### Short problem
Reproduce the entries in full, with no changes.

Extracted data entries:
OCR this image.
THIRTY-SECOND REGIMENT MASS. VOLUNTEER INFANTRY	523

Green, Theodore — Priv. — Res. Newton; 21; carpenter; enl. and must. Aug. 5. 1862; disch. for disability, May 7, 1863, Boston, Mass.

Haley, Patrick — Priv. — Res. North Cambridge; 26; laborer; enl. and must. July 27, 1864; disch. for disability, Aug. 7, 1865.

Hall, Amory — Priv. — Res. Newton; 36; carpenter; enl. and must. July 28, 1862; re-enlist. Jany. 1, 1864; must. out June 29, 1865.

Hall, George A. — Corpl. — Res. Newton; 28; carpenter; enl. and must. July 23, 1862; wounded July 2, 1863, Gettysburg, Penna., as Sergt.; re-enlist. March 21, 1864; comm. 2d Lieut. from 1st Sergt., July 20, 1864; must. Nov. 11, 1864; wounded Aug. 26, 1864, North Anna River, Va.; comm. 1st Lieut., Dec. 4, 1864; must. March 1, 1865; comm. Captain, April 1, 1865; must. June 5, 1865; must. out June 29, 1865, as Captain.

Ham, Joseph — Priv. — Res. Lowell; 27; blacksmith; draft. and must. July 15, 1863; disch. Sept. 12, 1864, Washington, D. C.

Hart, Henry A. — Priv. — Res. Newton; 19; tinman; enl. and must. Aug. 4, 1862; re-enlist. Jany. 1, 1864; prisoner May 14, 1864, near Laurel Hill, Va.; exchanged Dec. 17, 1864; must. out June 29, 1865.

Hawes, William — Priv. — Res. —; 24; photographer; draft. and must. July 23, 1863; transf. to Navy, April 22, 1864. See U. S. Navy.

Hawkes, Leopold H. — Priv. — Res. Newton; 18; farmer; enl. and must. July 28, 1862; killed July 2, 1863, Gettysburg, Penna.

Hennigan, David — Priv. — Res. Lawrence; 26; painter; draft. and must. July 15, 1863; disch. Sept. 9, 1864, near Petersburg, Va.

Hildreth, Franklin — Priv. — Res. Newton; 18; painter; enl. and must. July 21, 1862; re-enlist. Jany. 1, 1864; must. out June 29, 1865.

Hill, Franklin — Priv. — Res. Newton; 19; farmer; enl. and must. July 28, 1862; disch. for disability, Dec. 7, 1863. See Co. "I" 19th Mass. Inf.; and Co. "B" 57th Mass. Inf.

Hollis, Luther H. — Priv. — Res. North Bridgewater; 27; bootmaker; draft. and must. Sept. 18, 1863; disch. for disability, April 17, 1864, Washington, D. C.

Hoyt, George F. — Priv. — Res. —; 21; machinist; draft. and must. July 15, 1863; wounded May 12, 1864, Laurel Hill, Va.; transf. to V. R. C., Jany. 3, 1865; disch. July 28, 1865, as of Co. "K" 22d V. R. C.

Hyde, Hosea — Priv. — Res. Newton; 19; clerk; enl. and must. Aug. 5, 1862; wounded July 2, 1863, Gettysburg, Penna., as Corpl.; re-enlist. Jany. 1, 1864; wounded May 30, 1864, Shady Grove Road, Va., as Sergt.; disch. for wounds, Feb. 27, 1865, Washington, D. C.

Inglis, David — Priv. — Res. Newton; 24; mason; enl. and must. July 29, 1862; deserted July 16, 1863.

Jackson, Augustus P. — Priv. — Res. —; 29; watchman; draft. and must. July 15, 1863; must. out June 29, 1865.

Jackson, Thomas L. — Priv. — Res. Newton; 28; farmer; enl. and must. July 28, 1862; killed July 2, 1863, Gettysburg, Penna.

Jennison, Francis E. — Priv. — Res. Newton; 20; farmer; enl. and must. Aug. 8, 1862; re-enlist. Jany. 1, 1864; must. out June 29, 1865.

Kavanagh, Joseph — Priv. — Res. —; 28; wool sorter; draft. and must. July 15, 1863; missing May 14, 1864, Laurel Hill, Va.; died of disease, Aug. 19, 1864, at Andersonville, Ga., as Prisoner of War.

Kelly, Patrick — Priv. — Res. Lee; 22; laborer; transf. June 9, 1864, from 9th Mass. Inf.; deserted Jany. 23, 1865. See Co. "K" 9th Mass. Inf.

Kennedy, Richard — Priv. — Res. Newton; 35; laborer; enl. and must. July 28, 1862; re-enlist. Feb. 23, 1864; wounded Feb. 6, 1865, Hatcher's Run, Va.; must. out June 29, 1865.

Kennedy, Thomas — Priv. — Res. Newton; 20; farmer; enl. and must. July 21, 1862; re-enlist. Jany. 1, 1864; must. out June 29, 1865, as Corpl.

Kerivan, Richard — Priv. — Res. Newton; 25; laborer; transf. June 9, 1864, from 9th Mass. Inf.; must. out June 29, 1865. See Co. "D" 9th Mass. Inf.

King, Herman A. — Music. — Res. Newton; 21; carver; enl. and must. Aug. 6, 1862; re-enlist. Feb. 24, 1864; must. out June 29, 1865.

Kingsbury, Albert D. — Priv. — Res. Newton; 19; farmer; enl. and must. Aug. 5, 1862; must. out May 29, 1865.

### Exercise answer
OCR this image.
THIRTY-SECOND REGIMENT MASS. VOLUNTEER INFANTRY	523

Green, Theodore — Priv. — Res. Newton; 21; carpenter; enl. and must. Aug. 5. 1862; disch. for disability, May 7, 1863, Boston, Mass.

Haley, Patrick — Priv. — Res. North Cambridge; 26; laborer; enl. and must. July 27, 1864; disch. for disability, Aug. 7, 1865.

Hall, Amory — Priv. — Res. Newton; 36; carpenter; enl. and must. July 28, 1862; re-enlist. Jany. 1, 1864; must. out June 29, 1865.

Hall, George A. — Corpl. — Res. Newton; 28; carpenter; enl. and must. July 23, 1862; wounded July 2, 1863, Gettysburg, Penna., as Sergt.; re-enlist. March 21, 1864; comm. 2d Lieut. from 1st Sergt., July 20, 1864; must. Nov. 11, 1864; wounded Aug. 26, 1864, North Anna River, Va.; comm. 1st Lieut., Dec. 4, 1864; must. March 1, 1865; comm. Captain, April 1, 1865; must. June 5, 1865; must. out June 29, 1865, as Captain.

Ham, Joseph — Priv. — Res. Lowell; 27; blacksmith; draft. and must. July 15, 1863; disch. Sept. 12, 1864, Washington, D. C.

Hart, Henry A. — Priv. — Res. Newton; 19; tinman; enl. and must. Aug. 4, 1862; re-enlist. Jany. 1, 1864; prisoner May 14, 1864, near Laurel Hill, Va.; exchanged Dec. 17, 1864; must. out June 29, 1865.

Hawes, William — Priv. — Res. —; 24; photographer; draft. and must. July 23, 1863; transf. to Navy, April 22, 1864. See U. S. Navy.

Hawkes, Leopold H. — Priv. — Res. Newton; 18; farmer; enl. and must. July 28, 1862; killed July 2, 1863, Gettysburg, Penna.

Hennigan, David — Priv. — Res. Lawrence; 26; painter; draft. and must. July 15, 1863; disch. Sept. 9, 1864, near Petersburg, Va.

Hildreth, Franklin — Priv. — Res. Newton; 18; painter; enl. and must. July 21, 1862; re-enlist. Jany. 1, 1864; must. out June 29, 1865.

Hill, Franklin — Priv. — Res. Newton; 19; farmer; enl. and must. July 28, 1862; disch. for disability, Dec. 7, 1863. See Co. "I" 19th Mass. Inf.; and Co. "B" 57th Mass. Inf.

Hollis, Luther H. — Priv. — Res. North Bridgewater; 27; bootmaker; draft. and must. Sept. 18, 1863; disch. for disability, April 17, 1864, Washington, D. C.

Hoyt, George F. — Priv. — Res. —; 21; machinist; draft. and must. July 15, 1863; wounded May 12, 1864, Laurel Hill, Va.; transf. to V. R. C., Jany. 3, 1865; disch. July 28, 1865, as of Co. "K" 22d V. R. C.

Hyde, Hosea — Priv. — Res. Newton; 19; clerk; enl. and must. Aug. 5, 1862; wounded July 2, 1863, Gettysburg, Penna., as Corpl.; re-enlist. Jany. 1, 1864; wounded May 30, 1864, Shady Grove Road, Va., as Sergt.; disch. for wounds, Feb. 27, 1865, Washington, D. C.

Inglis, David — Priv. — Res. Newton; 24; mason; enl. and must. July 29, 1862; deserted July 16, 1863.

Jackson, Augustus P. — Priv. — Res. —; 29; watchman; draft. and must. July 15, 1863; must. out June 29, 1865.

Jackson, Thomas L. — Priv. — Res. Newton; 28; farmer; enl. and must. July 28, 1862; killed July 2, 1863, Gettysburg, Penna.

Jennison, Francis E. — Priv. — Res. Newton; 20; farmer; enl. and must. Aug. 8, 1862; re-enlist. Jany. 1, 1864; must. out June 29, 1865.

Kavanagh, Joseph — Priv. — Res. —; 28; wool sorter; draft. and must. July 15, 1863; missing May 14, 1864, Laurel Hill, Va.; died of disease, Aug. 19, 1864, at Andersonville, Ga., as Prisoner of War.

Kelly, Patrick — Priv. — Res. Lee; 22; laborer; transf. June 9, 1864, from 9th Mass. Inf.; deserted Jany. 23, 1865. See Co. "K" 9th Mass. Inf.

Kennedy, Richard — Priv. — Res. Newton; 35; laborer; enl. and must. July 28, 1862; re-enlist. Feb. 23, 1864; wounded Feb. 6, 1865, Hatcher's Run, Va.; must. out June 29, 1865.

Kennedy, Thomas — Priv. — Res. Newton; 20; farmer; enl. and must. July 21, 1862; re-enlist. Jany. 1, 1864; must. out June 29, 1865, as Corpl.

Kerivan, Richard — Priv. — Res. Newton; 25; laborer; transf. June 9, 1864, from 9th Mass. Inf.; must. out June 29, 1865. See Co. "D" 9th Mass. Inf.

King, Herman A. — Music. — Res. Newton; 21; carver; enl. and must. Aug. 6, 1862; re-enlist. Feb. 24, 1864; must. out June 29, 1865.

Kingsbury, Albert D. — Priv. — Res. Newton; 19; farmer; enl. and must. Aug. 5, 1862; must. out May 29, 1865.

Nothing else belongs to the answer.